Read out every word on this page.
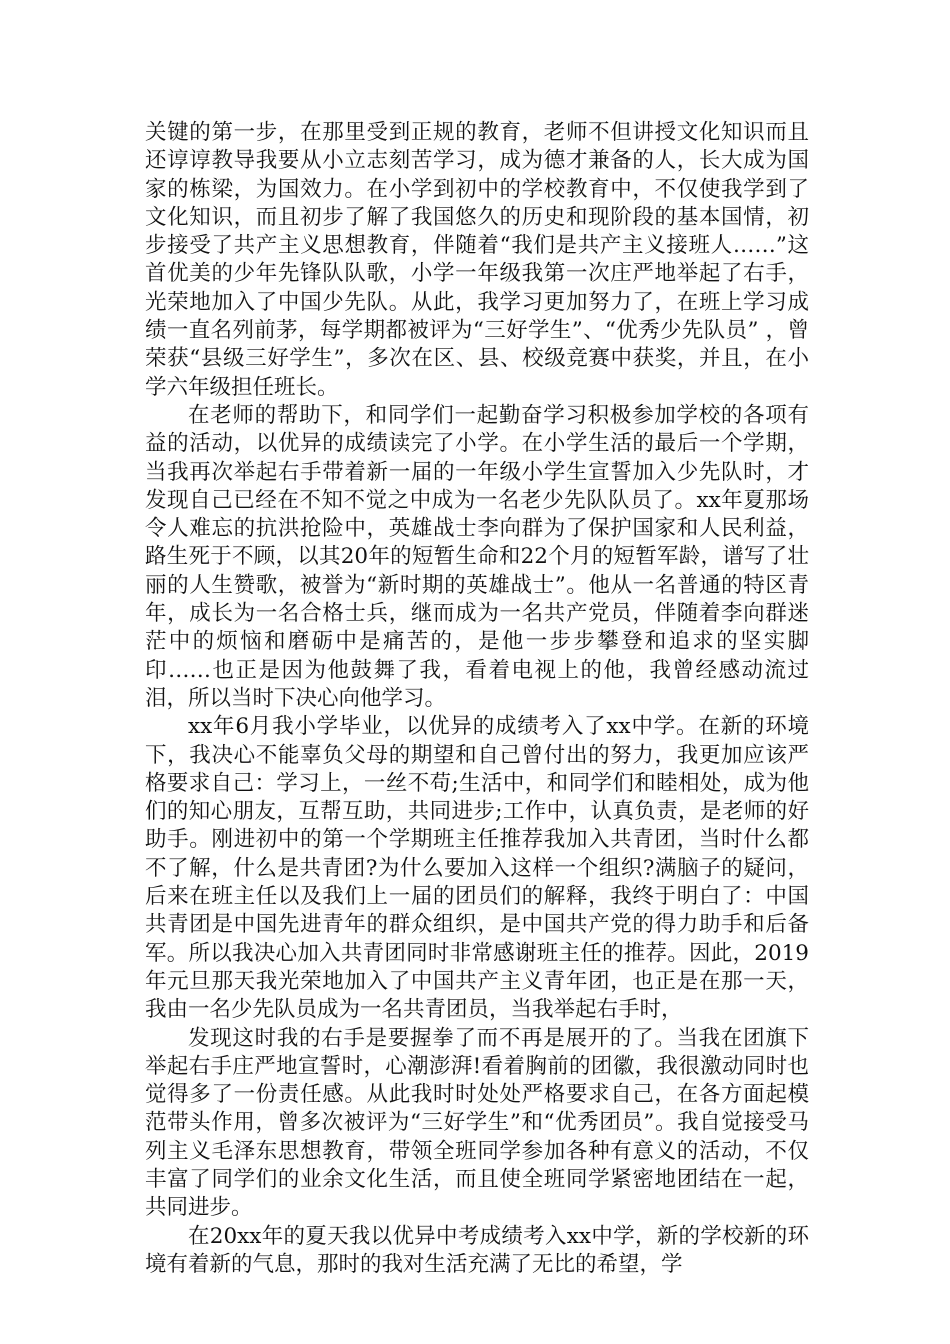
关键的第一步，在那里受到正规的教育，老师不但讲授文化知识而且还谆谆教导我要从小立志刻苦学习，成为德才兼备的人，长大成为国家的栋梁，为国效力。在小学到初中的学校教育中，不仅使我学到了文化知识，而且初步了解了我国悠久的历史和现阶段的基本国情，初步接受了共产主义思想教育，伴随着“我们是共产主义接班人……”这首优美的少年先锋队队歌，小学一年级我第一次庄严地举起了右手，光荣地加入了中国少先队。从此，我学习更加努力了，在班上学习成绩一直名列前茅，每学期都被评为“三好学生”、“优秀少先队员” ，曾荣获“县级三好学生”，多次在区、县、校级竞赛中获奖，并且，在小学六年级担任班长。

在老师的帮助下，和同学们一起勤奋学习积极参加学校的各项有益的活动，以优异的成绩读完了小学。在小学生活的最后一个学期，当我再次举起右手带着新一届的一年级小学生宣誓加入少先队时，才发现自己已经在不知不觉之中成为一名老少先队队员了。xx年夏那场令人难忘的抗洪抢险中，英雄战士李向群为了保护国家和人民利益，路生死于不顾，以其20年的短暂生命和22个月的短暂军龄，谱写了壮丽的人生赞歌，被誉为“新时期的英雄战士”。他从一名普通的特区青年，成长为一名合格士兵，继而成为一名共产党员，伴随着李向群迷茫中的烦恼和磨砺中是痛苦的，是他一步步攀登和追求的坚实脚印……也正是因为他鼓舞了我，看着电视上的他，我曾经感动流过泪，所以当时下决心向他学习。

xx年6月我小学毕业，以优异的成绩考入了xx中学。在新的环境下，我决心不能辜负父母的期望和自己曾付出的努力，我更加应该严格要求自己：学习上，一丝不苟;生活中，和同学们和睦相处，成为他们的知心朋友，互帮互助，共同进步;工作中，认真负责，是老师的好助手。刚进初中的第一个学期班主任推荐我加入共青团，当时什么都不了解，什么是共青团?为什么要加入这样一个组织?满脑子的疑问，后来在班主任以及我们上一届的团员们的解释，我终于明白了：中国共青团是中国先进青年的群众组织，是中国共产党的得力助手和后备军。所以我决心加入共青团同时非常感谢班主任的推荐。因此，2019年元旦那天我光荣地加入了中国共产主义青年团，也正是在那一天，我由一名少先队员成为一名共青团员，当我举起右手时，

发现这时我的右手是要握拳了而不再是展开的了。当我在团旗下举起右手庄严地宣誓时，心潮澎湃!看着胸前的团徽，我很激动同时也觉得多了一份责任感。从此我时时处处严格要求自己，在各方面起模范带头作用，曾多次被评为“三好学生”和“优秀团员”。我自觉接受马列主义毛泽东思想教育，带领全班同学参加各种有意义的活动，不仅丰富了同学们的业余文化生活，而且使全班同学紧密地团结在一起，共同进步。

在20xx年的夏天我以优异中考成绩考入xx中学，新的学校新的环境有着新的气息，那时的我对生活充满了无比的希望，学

...

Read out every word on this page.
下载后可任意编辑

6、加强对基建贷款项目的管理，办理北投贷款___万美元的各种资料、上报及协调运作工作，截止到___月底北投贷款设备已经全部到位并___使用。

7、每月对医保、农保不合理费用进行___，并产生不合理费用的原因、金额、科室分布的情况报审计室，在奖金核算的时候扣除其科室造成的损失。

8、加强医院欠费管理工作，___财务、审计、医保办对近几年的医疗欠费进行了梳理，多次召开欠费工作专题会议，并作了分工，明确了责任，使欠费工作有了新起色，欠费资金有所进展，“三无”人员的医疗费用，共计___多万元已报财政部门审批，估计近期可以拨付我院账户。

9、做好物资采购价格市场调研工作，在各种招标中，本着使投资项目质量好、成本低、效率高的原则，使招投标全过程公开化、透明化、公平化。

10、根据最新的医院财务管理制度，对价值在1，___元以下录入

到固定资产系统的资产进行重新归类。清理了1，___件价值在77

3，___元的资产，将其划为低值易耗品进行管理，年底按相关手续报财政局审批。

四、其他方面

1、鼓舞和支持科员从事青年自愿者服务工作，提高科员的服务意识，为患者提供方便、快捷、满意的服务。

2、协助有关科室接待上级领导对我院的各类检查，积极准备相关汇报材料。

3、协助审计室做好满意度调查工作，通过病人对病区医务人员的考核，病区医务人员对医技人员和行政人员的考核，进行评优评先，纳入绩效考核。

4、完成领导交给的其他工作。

- Task requirements -
Pull out all lines from the entries above that include the word "共同进步".

- In response -
xx年6月我小学毕业，以优异的成绩考入了xx中学。在新的环境下，我决心不能辜负父母的期望和自己曾付出的努力，我更加应该严格要求自己：学习上，一丝不苟;生活中，和同学们和睦相处，成为他们的知心朋友，互帮互助，共同进步;工作中，认真负责，是老师的好助手。刚进初中的第一个学期班主任推荐我加入共青团，当时什么都不了解，什么是共青团?为什么要加入这样一个组织?满脑子的疑问，后来在班主任以及我们上一届的团员们的解释，我终于明白了：中国共青团是中国先进青年的群众组织，是中国共产党的得力助手和后备军。所以我决心加入共青团同时非常感谢班主任的推荐。因此，2019年元旦那天我光荣地加入了中国共产主义青年团，也正是在那一天，我由一名少先队员成为一名共青团员，当我举起右手时，
发现这时我的右手是要握拳了而不再是展开的了。当我在团旗下举起右手庄严地宣誓时，心潮澎湃!看着胸前的团徽，我很激动同时也觉得多了一份责任感。从此我时时处处严格要求自己，在各方面起模范带头作用，曾多次被评为“三好学生”和“优秀团员”。我自觉接受马列主义毛泽东思想教育，带领全班同学参加各种有意义的活动，不仅丰富了同学们的业余文化生活，而且使全班同学紧密地团结在一起，共同进步。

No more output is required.